Extracted information:
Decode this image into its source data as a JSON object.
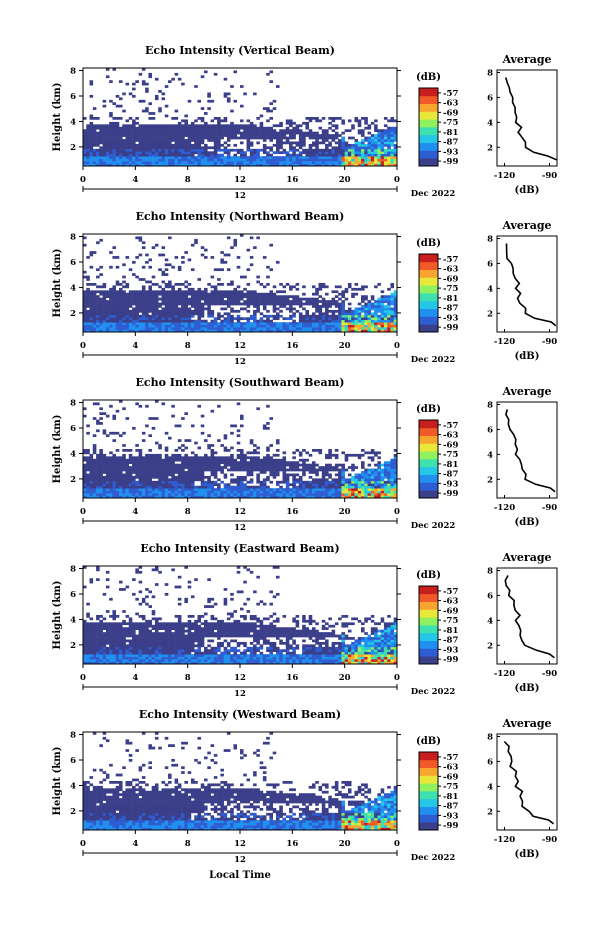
{
  "colors": {
    "scale": [
      "#3b3f8a",
      "#2e5cd1",
      "#1f8ff0",
      "#25c7e6",
      "#3fe0b0",
      "#8ff060",
      "#e8e83a",
      "#f8a530",
      "#f05a28",
      "#c81e1e"
    ]
  },
  "panels": [
    {
      "title": "Echo Intensity (Vertical Beam)",
      "seed": 1
    },
    {
      "title": "Echo Intensity (Northward Beam)",
      "seed": 2
    },
    {
      "title": "Echo Intensity (Southward Beam)",
      "seed": 3
    },
    {
      "title": "Echo Intensity (Eastward Beam)",
      "seed": 4
    },
    {
      "title": "Echo Intensity (Westward Beam)",
      "seed": 5
    }
  ],
  "labels": {
    "ylabel": "Height (km)",
    "xlabel": "Local Time",
    "date_label": "Dec 2022",
    "date_label_alt": "Dec 2022",
    "date_labels": [
      "Dec 2022",
      "Dec 2022",
      "Dec 2022",
      "Dec 2022",
      "Dec 2022"
    ],
    "colorbar_unit": "(dB)",
    "avg_title": "Average",
    "avg_xlabel": "(dB)"
  },
  "chart_data": {
    "type": "heatmap",
    "x_ticks": [
      "0",
      "4",
      "8",
      "12",
      "16",
      "20",
      "0"
    ],
    "x_range": [
      0,
      24
    ],
    "y_ticks": [
      "2",
      "4",
      "6",
      "8"
    ],
    "y_range": [
      0.5,
      8.2
    ],
    "day_marker": "12",
    "colorbar_ticks": [
      "-57",
      "-63",
      "-69",
      "-75",
      "-81",
      "-87",
      "-93",
      "-99"
    ],
    "colorbar_range": [
      -102,
      -54
    ],
    "avg_x_ticks": [
      "-120",
      "-90"
    ],
    "avg_x_range": [
      -125,
      -85
    ],
    "avg_y_ticks": [
      "2",
      "4",
      "6",
      "8"
    ],
    "average_profile": {
      "height": [
        1.0,
        1.3,
        1.6,
        2.0,
        2.4,
        2.8,
        3.2,
        3.6,
        4.0,
        4.4,
        4.8,
        5.2,
        5.6,
        6.0,
        6.4,
        6.8,
        7.2,
        7.6
      ],
      "db": [
        -86,
        -90,
        -100,
        -105,
        -107,
        -109,
        -110,
        -109,
        -112,
        -111,
        -114,
        -113,
        -115,
        -116,
        -117,
        -118,
        -118,
        -119
      ]
    }
  }
}
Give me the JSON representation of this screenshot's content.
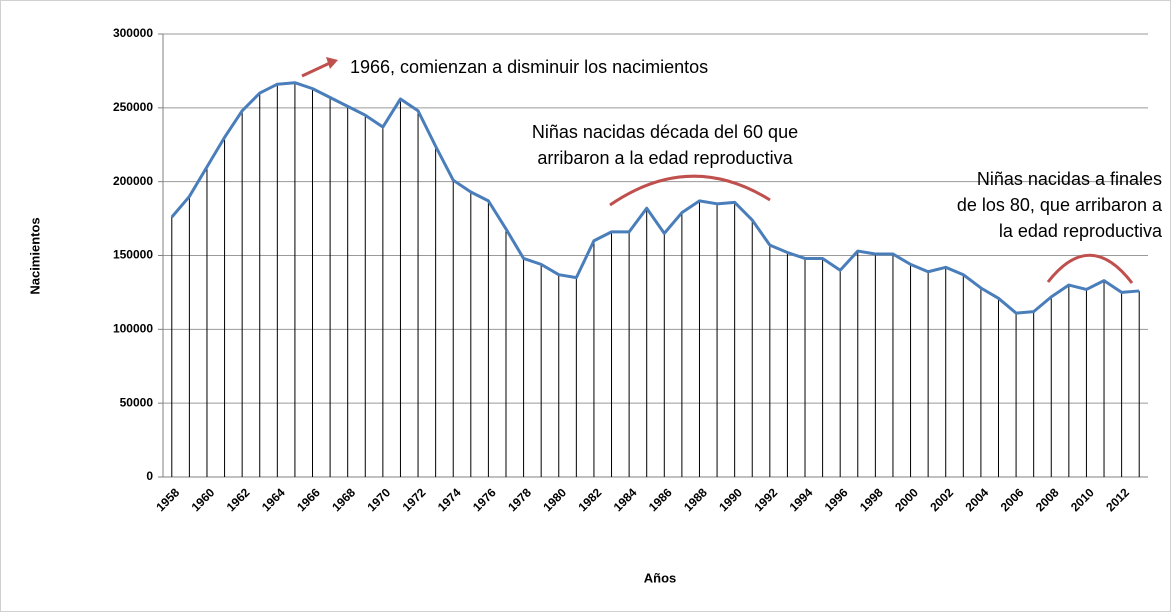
{
  "chart_data": {
    "type": "line",
    "x": [
      1958,
      1959,
      1960,
      1961,
      1962,
      1963,
      1964,
      1965,
      1966,
      1967,
      1968,
      1969,
      1970,
      1971,
      1972,
      1973,
      1974,
      1975,
      1976,
      1977,
      1978,
      1979,
      1980,
      1981,
      1982,
      1983,
      1984,
      1985,
      1986,
      1987,
      1988,
      1989,
      1990,
      1991,
      1992,
      1993,
      1994,
      1995,
      1996,
      1997,
      1998,
      1999,
      2000,
      2001,
      2002,
      2003,
      2004,
      2005,
      2006,
      2007,
      2008,
      2009,
      2010,
      2011,
      2012,
      2013
    ],
    "series": [
      {
        "name": "Nacimientos",
        "color": "#4a7ebb",
        "values": [
          176000,
          190000,
          210000,
          230000,
          248000,
          260000,
          266000,
          267000,
          263000,
          257000,
          251000,
          245000,
          237000,
          256000,
          248000,
          224000,
          201000,
          193000,
          187000,
          168000,
          148000,
          144000,
          137000,
          135000,
          160000,
          166000,
          166000,
          182000,
          165000,
          179000,
          187000,
          185000,
          186000,
          174000,
          157000,
          152000,
          148000,
          148000,
          140000,
          153000,
          151000,
          151000,
          144000,
          139000,
          142000,
          137000,
          128000,
          121000,
          111000,
          112000,
          122000,
          130000,
          127000,
          133000,
          125000,
          126000
        ]
      }
    ],
    "xlim": [
      1957.5,
      2013.5
    ],
    "xticks": [
      1958,
      1960,
      1962,
      1964,
      1966,
      1968,
      1970,
      1972,
      1974,
      1976,
      1978,
      1980,
      1982,
      1984,
      1986,
      1988,
      1990,
      1992,
      1994,
      1996,
      1998,
      2000,
      2002,
      2004,
      2006,
      2008,
      2010,
      2012
    ],
    "ylim": [
      0,
      300000
    ],
    "yticks": [
      0,
      50000,
      100000,
      150000,
      200000,
      250000,
      300000
    ],
    "grid": true,
    "drop_lines": true,
    "x_label": "Años",
    "y_label": "Nacimientos",
    "annotations": [
      {
        "lines": [
          "1966, comienzan a disminuir los nacimientos"
        ]
      },
      {
        "lines": [
          "Niñas nacidas década del 60 que",
          "arribaron a la edad reproductiva"
        ]
      },
      {
        "lines": [
          "Niñas nacidas a finales",
          "de los 80, que arribaron a",
          "la edad reproductiva"
        ]
      }
    ]
  }
}
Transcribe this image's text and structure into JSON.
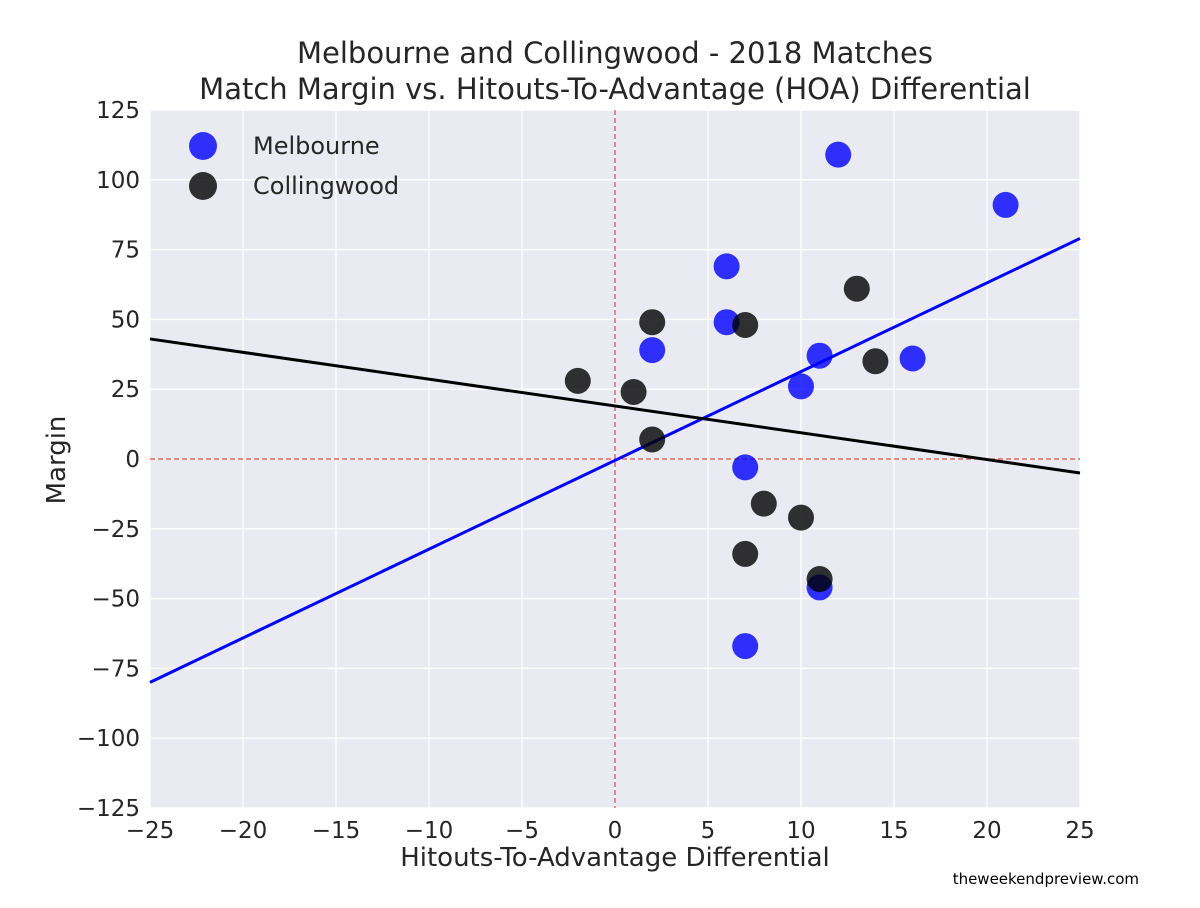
{
  "chart_data": {
    "type": "scatter",
    "title": "Melbourne and Collingwood - 2018 Matches",
    "subtitle": "Match Margin vs. Hitouts-To-Advantage (HOA) Differential",
    "xlabel": "Hitouts-To-Advantage Differential",
    "ylabel": "Margin",
    "xlim": [
      -25,
      25
    ],
    "ylim": [
      -125,
      125
    ],
    "xticks": [
      -25,
      -20,
      -15,
      -10,
      -5,
      0,
      5,
      10,
      15,
      20,
      25
    ],
    "yticks": [
      -125,
      -100,
      -75,
      -50,
      -25,
      0,
      25,
      50,
      75,
      100,
      125
    ],
    "xtick_labels": [
      "−25",
      "−20",
      "−15",
      "−10",
      "−5",
      "0",
      "5",
      "10",
      "15",
      "20",
      "25"
    ],
    "ytick_labels": [
      "−125",
      "−100",
      "−75",
      "−50",
      "−25",
      "0",
      "25",
      "50",
      "75",
      "100",
      "125"
    ],
    "grid": true,
    "legend_position": "top-left",
    "reference_lines": {
      "x": 0,
      "y": 0,
      "color": "#e8413a",
      "style": "dashed"
    },
    "series": [
      {
        "name": "Melbourne",
        "color": "#0000ff",
        "points": [
          [
            12,
            109
          ],
          [
            21,
            91
          ],
          [
            6,
            69
          ],
          [
            6,
            49
          ],
          [
            2,
            39
          ],
          [
            11,
            37
          ],
          [
            16,
            36
          ],
          [
            10,
            26
          ],
          [
            7,
            -3
          ],
          [
            11,
            -46
          ],
          [
            7,
            -67
          ]
        ],
        "trend": {
          "color": "#0000ff",
          "x": [
            -25,
            25
          ],
          "y": [
            -80,
            79
          ]
        }
      },
      {
        "name": "Collingwood",
        "color": "#000000",
        "points": [
          [
            13,
            61
          ],
          [
            2,
            49
          ],
          [
            7,
            48
          ],
          [
            14,
            35
          ],
          [
            -2,
            28
          ],
          [
            1,
            24
          ],
          [
            2,
            7
          ],
          [
            8,
            -16
          ],
          [
            10,
            -21
          ],
          [
            7,
            -34
          ],
          [
            11,
            -43
          ]
        ],
        "trend": {
          "color": "#000000",
          "x": [
            -25,
            25
          ],
          "y": [
            43,
            -5
          ]
        }
      }
    ],
    "watermark": "theweekendpreview.com"
  }
}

Task instructions:
State how many lines of the records above contain "nacidas", with no words besides the number.

Solution to this task:
2